EXERCISE:
Single out each line with the word "symptoms" and copy it.

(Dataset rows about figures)
· · ·
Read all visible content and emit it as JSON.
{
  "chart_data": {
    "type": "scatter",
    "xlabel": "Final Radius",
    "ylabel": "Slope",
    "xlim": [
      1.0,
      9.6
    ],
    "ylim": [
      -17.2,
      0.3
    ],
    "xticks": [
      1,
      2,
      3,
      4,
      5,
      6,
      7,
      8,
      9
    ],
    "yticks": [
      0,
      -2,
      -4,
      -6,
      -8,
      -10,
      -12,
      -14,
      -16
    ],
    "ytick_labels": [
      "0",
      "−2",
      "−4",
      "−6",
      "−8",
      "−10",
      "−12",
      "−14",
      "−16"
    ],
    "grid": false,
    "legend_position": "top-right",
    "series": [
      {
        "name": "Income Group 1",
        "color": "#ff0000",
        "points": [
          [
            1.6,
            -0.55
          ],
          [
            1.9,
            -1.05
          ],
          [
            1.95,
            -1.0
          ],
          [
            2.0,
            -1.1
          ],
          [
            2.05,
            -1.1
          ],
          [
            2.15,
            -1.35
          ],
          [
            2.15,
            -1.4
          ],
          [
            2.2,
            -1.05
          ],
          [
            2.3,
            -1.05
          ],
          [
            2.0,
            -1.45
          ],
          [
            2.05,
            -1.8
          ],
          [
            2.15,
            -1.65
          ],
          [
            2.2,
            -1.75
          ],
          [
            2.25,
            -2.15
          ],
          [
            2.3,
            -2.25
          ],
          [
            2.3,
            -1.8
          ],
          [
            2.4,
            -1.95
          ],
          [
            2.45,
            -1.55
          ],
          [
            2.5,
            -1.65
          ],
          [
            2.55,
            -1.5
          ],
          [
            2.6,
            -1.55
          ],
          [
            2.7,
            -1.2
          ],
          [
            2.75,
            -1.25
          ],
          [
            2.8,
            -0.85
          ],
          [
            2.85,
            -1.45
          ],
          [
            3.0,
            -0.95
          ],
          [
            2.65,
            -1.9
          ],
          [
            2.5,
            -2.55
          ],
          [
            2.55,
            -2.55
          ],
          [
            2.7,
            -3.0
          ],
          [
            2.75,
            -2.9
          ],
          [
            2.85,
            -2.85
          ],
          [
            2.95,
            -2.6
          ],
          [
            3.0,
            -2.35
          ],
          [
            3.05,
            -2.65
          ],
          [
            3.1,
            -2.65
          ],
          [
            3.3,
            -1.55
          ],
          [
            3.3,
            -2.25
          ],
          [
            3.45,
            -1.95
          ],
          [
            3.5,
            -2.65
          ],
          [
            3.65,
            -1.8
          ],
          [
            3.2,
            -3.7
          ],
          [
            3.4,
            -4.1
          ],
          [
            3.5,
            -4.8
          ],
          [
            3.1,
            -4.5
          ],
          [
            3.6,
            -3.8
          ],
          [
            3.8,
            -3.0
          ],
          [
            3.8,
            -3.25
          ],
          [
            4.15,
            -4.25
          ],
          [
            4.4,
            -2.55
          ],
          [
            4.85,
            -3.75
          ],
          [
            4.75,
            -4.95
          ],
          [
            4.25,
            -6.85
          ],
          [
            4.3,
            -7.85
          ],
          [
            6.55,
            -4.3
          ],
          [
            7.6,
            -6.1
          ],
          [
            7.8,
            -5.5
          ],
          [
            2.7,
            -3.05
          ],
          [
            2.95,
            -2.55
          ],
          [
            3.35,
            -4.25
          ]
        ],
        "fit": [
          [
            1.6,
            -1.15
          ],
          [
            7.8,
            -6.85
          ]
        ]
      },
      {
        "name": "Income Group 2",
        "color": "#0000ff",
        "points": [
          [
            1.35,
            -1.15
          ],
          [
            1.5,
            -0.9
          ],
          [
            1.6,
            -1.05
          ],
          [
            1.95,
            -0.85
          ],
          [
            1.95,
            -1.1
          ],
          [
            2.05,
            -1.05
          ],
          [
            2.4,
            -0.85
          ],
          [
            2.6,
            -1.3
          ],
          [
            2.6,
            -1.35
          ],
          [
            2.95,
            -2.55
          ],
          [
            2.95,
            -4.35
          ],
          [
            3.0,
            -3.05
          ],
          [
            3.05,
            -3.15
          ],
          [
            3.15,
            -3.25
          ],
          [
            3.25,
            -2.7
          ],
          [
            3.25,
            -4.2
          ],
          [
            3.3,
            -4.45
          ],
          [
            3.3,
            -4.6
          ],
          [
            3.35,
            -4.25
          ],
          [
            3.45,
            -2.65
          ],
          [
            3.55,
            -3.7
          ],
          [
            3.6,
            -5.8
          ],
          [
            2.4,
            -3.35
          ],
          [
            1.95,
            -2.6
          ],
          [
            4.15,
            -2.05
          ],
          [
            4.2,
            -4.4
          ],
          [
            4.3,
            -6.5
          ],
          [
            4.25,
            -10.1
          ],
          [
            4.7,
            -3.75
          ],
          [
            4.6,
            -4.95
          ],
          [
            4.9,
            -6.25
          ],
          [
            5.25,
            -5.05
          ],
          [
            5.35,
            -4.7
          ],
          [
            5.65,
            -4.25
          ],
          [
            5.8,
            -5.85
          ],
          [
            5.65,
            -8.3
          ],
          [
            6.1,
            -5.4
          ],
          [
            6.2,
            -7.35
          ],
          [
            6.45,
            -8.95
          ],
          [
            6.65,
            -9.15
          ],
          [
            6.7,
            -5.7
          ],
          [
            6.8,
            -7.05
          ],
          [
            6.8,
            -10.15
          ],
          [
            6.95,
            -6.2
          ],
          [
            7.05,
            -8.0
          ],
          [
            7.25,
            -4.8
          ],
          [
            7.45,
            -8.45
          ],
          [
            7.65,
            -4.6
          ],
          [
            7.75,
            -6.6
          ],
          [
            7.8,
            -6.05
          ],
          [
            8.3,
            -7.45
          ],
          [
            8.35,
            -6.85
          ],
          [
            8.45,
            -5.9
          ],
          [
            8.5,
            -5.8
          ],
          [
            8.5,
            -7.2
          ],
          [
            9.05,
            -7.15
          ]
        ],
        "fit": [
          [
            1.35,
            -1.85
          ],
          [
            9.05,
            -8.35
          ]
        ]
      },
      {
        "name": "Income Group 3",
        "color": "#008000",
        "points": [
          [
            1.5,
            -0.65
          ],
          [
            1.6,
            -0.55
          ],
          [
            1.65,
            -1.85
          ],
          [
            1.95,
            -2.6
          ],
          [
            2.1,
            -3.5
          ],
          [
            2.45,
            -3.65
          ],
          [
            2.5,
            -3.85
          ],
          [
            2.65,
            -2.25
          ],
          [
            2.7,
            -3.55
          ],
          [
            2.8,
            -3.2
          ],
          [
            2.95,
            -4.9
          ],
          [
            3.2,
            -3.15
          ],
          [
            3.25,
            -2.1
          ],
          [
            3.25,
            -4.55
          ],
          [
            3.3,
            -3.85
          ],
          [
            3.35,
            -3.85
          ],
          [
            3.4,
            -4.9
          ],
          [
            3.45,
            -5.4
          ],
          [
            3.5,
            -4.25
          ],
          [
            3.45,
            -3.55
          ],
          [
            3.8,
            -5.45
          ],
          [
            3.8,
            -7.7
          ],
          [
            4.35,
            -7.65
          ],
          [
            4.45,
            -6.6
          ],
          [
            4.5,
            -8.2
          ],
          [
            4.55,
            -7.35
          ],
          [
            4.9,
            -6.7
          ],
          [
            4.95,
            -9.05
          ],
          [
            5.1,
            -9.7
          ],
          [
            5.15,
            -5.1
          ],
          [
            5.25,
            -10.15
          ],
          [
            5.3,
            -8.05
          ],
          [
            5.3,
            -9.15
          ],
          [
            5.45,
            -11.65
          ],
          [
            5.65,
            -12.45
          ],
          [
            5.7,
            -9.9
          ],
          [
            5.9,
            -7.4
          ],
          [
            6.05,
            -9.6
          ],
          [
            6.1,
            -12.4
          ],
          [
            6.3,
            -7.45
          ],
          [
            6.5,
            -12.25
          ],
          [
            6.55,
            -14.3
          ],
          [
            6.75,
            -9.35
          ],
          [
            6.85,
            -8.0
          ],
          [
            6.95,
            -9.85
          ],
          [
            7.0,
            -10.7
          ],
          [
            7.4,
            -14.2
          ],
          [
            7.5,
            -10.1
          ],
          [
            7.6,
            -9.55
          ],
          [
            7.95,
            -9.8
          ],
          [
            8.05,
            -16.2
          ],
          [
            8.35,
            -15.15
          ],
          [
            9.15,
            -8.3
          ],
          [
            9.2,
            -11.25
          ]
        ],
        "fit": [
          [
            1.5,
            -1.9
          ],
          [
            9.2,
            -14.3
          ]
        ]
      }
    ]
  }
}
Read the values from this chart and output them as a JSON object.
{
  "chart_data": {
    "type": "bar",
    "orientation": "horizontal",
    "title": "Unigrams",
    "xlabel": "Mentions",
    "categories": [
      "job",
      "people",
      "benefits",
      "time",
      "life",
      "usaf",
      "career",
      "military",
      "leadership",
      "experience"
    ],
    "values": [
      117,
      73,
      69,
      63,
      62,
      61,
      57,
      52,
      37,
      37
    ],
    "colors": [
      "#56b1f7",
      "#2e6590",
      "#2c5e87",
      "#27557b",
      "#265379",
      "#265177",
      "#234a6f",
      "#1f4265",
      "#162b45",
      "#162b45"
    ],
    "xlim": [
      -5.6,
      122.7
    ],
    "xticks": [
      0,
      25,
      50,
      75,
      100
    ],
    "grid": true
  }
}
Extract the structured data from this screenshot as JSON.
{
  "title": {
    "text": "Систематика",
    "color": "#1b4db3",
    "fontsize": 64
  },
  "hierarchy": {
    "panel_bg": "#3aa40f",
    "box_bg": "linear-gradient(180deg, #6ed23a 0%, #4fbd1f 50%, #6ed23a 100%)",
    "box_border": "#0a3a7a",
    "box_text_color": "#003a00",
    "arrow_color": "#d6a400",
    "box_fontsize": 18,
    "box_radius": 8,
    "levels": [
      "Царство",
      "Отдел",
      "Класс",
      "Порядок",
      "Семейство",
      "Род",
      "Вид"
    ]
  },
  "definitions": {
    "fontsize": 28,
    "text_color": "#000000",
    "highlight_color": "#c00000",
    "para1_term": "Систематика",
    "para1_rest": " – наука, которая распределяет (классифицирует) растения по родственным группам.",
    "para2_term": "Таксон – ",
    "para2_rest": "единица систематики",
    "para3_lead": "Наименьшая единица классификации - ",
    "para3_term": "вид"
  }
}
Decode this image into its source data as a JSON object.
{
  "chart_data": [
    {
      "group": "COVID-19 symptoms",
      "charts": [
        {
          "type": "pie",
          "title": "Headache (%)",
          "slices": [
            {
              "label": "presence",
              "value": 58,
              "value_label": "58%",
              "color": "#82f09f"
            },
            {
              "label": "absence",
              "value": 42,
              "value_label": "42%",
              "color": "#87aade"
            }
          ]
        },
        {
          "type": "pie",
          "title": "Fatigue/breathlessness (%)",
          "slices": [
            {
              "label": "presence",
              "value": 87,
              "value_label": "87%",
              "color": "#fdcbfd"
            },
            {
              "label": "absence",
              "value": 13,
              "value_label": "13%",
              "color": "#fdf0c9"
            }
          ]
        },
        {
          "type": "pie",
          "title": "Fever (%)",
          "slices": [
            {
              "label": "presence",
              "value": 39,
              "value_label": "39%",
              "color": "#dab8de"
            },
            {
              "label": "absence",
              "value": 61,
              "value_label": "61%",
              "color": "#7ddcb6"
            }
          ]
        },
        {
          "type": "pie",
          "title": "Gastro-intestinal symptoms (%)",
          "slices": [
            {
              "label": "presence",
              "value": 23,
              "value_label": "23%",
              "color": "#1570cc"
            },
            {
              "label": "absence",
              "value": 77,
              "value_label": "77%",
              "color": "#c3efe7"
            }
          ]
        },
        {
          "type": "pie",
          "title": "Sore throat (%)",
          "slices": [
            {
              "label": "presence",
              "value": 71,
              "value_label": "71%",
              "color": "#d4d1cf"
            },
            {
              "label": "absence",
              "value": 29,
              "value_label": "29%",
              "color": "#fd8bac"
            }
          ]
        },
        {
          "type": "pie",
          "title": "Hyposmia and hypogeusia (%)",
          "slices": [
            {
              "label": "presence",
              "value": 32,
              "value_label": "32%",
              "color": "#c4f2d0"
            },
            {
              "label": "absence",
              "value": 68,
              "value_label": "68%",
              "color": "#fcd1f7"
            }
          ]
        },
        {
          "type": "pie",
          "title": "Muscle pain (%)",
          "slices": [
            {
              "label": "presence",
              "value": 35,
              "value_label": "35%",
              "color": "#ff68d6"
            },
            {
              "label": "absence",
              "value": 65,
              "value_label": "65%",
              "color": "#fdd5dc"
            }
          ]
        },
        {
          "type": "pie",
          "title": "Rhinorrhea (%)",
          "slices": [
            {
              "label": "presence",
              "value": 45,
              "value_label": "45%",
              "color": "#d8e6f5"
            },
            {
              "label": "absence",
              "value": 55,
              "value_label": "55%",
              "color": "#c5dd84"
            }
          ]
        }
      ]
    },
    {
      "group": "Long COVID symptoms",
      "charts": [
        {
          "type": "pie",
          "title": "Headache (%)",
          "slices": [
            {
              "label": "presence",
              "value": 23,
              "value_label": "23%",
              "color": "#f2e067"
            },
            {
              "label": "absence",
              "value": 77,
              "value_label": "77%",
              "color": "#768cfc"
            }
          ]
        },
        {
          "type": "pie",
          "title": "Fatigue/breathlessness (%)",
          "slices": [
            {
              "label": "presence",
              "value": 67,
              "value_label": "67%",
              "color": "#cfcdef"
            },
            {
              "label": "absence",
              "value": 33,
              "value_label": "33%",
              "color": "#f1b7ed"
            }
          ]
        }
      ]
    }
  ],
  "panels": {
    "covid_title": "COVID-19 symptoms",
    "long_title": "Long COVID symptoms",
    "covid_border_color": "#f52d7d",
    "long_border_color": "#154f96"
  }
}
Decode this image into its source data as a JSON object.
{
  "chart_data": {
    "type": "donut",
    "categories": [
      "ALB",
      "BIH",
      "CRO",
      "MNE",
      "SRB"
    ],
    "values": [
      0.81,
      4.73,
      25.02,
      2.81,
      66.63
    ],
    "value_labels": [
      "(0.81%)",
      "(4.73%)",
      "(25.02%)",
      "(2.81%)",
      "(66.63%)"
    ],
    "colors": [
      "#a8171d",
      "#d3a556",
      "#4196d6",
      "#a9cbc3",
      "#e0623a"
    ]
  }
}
· · ·
ANSWER:
      "group": "COVID-19 symptoms",
          "title": "Gastro-intestinal symptoms (%)",
      "group": "Long COVID symptoms",
    "covid_title": "COVID-19 symptoms",
    "long_title": "Long COVID symptoms",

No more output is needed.